[START Exercise input]

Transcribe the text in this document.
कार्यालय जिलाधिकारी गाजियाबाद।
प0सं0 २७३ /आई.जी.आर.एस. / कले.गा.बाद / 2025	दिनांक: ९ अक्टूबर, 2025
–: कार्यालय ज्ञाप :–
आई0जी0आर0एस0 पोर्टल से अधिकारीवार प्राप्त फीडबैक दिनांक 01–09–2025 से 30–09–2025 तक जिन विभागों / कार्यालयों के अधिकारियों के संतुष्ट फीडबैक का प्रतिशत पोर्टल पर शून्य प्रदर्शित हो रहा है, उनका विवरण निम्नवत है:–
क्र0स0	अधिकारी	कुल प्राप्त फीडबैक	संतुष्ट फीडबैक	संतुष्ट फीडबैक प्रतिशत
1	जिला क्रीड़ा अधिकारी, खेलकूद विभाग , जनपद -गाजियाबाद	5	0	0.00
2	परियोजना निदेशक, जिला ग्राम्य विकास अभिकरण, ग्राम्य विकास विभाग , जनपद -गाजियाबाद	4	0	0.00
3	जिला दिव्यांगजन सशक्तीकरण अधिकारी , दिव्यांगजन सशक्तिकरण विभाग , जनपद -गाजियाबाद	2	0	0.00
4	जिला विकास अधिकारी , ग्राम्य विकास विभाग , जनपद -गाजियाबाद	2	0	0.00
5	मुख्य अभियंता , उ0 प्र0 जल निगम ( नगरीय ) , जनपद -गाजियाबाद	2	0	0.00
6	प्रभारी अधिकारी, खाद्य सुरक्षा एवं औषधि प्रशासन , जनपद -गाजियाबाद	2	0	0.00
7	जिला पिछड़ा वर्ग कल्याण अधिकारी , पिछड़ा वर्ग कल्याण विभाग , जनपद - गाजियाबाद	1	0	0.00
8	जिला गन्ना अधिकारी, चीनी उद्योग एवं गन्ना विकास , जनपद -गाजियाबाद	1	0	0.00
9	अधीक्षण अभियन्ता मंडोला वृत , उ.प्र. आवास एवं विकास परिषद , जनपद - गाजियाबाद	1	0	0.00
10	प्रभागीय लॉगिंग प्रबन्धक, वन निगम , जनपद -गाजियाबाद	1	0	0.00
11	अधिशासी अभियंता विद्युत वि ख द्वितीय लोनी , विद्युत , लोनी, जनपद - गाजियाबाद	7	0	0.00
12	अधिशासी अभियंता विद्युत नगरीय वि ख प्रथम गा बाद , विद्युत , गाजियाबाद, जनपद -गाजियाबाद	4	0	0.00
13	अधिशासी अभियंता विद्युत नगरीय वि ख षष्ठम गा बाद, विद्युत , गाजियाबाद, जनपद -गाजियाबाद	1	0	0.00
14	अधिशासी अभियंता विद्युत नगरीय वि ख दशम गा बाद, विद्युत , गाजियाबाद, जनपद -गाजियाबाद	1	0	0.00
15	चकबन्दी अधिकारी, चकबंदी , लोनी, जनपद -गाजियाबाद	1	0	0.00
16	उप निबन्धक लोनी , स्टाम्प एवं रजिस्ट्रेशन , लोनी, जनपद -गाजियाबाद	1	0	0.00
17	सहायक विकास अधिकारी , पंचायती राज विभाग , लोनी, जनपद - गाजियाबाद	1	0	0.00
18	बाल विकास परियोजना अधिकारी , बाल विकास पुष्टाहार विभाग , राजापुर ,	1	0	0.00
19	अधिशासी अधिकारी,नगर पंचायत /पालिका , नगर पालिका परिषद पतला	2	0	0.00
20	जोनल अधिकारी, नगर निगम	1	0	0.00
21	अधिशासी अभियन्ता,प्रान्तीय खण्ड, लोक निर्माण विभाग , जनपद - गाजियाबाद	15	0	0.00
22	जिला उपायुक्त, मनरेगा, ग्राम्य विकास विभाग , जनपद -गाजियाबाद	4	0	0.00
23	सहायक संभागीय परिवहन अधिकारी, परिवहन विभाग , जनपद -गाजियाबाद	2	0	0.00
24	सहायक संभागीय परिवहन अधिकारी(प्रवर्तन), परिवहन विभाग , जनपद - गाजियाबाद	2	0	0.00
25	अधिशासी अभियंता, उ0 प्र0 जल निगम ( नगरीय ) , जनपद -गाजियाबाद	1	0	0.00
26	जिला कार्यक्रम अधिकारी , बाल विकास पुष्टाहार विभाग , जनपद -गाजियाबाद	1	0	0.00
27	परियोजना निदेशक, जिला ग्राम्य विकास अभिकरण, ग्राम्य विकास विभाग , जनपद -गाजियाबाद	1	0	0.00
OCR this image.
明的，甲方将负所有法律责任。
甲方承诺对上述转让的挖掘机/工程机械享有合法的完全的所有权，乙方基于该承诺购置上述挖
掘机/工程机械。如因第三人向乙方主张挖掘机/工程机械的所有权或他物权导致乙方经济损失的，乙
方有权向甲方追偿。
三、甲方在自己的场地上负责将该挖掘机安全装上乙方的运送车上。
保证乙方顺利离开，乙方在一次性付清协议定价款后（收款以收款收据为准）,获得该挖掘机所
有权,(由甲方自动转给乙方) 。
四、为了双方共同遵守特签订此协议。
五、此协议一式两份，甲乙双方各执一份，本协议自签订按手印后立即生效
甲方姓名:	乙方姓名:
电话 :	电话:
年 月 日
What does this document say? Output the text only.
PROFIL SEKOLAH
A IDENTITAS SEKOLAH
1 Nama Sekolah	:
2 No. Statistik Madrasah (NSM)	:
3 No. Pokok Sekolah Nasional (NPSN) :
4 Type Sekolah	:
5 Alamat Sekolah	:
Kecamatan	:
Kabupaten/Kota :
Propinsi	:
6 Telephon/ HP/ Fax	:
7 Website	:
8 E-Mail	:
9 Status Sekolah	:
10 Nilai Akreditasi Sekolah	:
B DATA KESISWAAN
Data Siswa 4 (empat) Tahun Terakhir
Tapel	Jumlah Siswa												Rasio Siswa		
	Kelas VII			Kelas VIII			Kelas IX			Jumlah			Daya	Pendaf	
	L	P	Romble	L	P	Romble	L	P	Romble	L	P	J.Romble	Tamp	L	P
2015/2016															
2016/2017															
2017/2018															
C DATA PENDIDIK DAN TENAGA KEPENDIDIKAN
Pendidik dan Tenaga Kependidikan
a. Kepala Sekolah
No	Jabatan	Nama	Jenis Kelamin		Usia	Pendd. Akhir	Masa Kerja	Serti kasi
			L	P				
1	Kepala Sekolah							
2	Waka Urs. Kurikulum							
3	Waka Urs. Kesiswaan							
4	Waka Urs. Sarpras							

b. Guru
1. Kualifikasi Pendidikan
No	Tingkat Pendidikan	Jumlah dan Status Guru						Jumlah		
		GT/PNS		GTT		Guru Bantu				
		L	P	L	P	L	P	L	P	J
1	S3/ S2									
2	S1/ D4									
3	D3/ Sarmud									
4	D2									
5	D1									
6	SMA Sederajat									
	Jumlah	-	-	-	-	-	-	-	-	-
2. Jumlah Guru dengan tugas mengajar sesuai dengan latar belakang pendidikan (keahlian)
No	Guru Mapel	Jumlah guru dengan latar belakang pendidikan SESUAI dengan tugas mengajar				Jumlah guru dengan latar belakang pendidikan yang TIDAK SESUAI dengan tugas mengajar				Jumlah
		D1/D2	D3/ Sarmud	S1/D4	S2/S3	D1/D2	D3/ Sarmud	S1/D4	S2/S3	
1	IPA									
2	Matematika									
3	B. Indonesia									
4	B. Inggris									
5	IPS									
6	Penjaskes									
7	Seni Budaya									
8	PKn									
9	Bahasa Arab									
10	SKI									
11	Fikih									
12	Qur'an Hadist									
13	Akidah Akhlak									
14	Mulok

[END Exercise input]

» What is required
Wherever the string "document" appears in the entries above, list that line.

» Final result
Transcribe the text in this document.
What does this document say? Output the text only.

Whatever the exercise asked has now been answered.